:: Problems to work on ::
A. In the passage on the throughput anomaly, rewrite the text from "Round-trip time and throughput" to "thereby decrease throughput.", changing "throughput" to "bandwidth".
B. According to the passage on the throughput anomaly, what change immediately eliminated the anomaly?
C. Continue the passage on the throughput anomaly from its last sentence.

:: Given text ::
<<<<

Round-trip time and throughput experiments were run in polling as well as interrupt notification method.

It was expected to confirm with the results from these experiments a steady growth in throughput for increasing packet sizes, because sending fewer packets decreases the overhead needed to send the whole message. On the other hand, a farther distance on the chip (i.e., more mesh network hops) is anticipated to increase round-trip time and thereby decrease throughput.

In an early stage of these experiments, a significant anomaly in the throughput graph was discovered. In a certain implementation, a peak throughput could be seen for a packet size of 1024 bytes. Further investigation of this issue lead to the result that the implementation has a large impact on the achievable performance due to the *non-allocate-on-write* policy described in Section 3.3.1.

#### 4.2.1 Impact of Implementation on Performance



Figure 4.2: Throughput for ascending and descending packet sizes from core 1 to core 0 (polling mode)

The above anomaly manifested itself as follows:

- When measuring one packet size for one core per benchmark run, a peak throughput emerged for a packet size of 1024 bytes.
- When measuring all packet sizes in a loop from 32 bytes to 4096 bytes for one core per benchmark run, the throughput grew monotonically as expected.

Given these facts for basically the same implementation lead to the hypothesis that the individual measurements influenced each other. To investigate the cause of this problem, the packet size loop was used in ascending as well as descending order. The result of this experiment confirmed the hypothesis: The ascending version produced results significantly differing from the descending loop, as shown in Figure 4.2. Also, the problem only occurred when copying the data from the MPB to some location on the stack. Using a static variable (and thereby forcing the data to be located in the data section) immediately eliminated the anomaly.

>>>>

:: Data section ::
<<<<

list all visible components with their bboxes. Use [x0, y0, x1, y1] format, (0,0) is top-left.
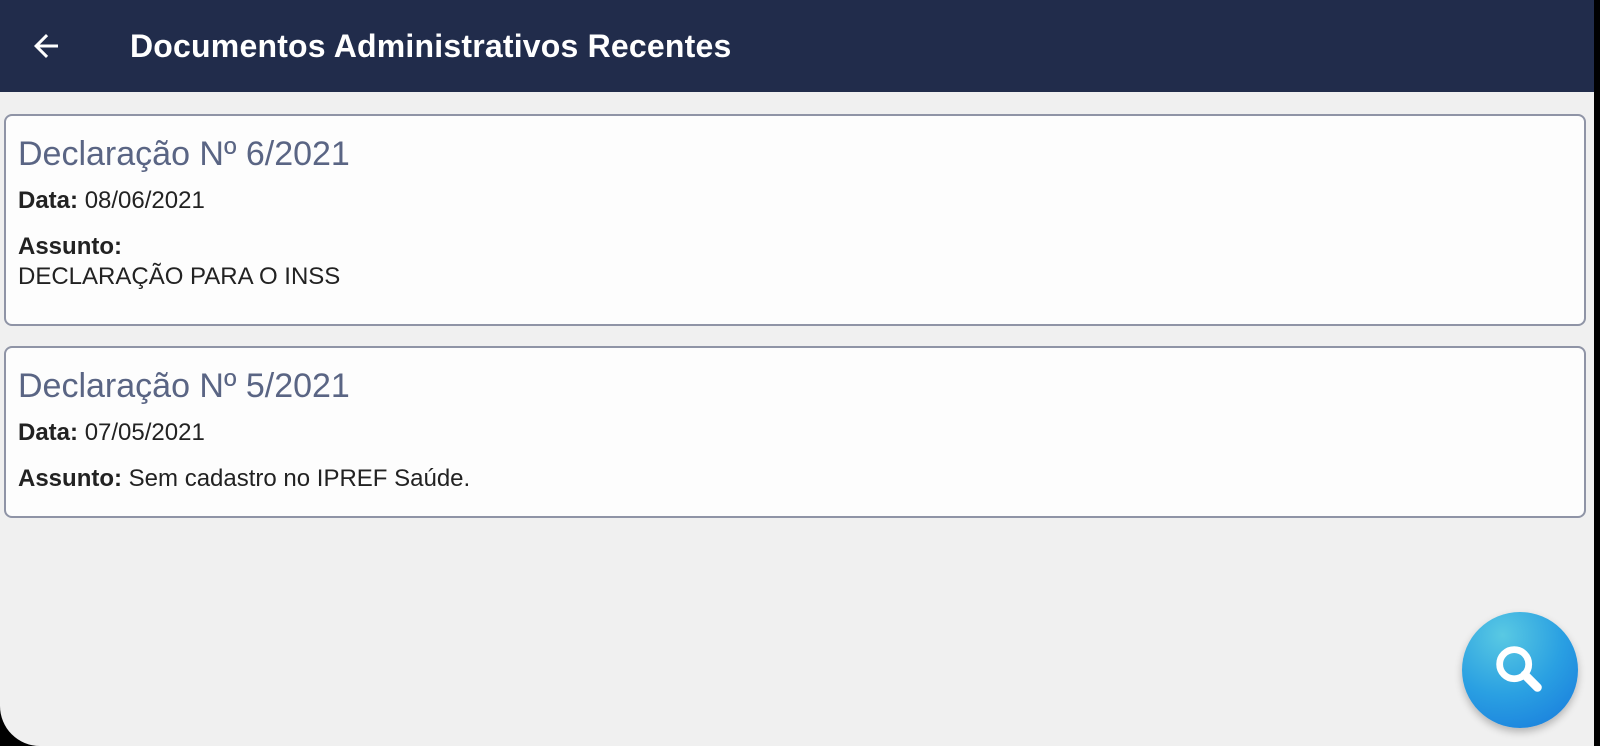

>>>>

:: Expected outputs ::
A.
Round-trip time and bandwidth experiments were run in polling as well as interrupt notification method.

It was expected to confirm with the results from these experiments a steady growth in bandwidth for increasing packet sizes, because sending fewer packets decreases the overhead needed to send the whole message. On the other hand, a farther distance on the chip (i.e., more mesh network hops) is anticipated to increase round-trip time and thereby decrease bandwidth.

B. Using a static variable, which forced the data to be located in the data section.

C.
These findings led to the assumption that the problem is caused by the non-allocate-on-write cache policy in connection with the measurement implementation. To confirm this, a large memcpy operation of 8 MiB between each loop step on the receiver side was introduced in the descending loop using a stack variable. Afterwards, the throughput curve looked almost the same as the original ascending loop curve. The only difference was a generally lower throughput, which can be explained by the cache practically being flushed before each run. This proved that the deviation of the descending results from the ascending ones is caused by cache lines being allocated in the ascending version as opposed to the descending loop.

To understand this behaviour, it is helpful to have a closer look to the stack in the process of receiving a message. When using ascending packet sizes, the stack evolves as illustrated in Figure 4.3(a). Before copying the received data, an array of the message size is allocated. Afterwards, the function readPayload() is called to copy the message content into the array. When calling a function in C, the stack is filled with the function parameters, the return address and previous stack pointer, as well as local variables of the function itself (source!). When returning from the function, the return address and the saved stack pointer are read and removed from the stack, which at the latest then causes the corresponding cache line to be allocated. In the next step of the loop, the message data array is 32 bytes larger than before. Thus, at least the first 32 bytes of the message are written into the cache and are not affected by the non-allocate-on-write policy. Another step in the loop adds another 32 bytes to the data array and on its part allocates a new cache line, and so on.



Figure 4.3: Stack configurations inside readPayload() function

In other words, every packet size run arranges for the following one to write the message data into cache lines and therefore reaching a maximum throughput. This is not the case for descending packet sizes. As illustrated in Figure 4.3(b), in each run, the cache line caused to be allocated by the previous run is not used anymore, because the data array size

decreased. Thus, all runs are affected by the write around behaviour. The curve progression can then be explained by taking into account that function calls prior to the actual message retrieval already caused some cache lines to be allocated for stack locations, qualitatively indicated by the gray line in Figure 4.3(b). By reducing the packet size, the percentage of memory locations not present in the cache recedes, causing the throughput to increase until the overhead needed to send the packets becomes too high and the curve follows the anticipated trend.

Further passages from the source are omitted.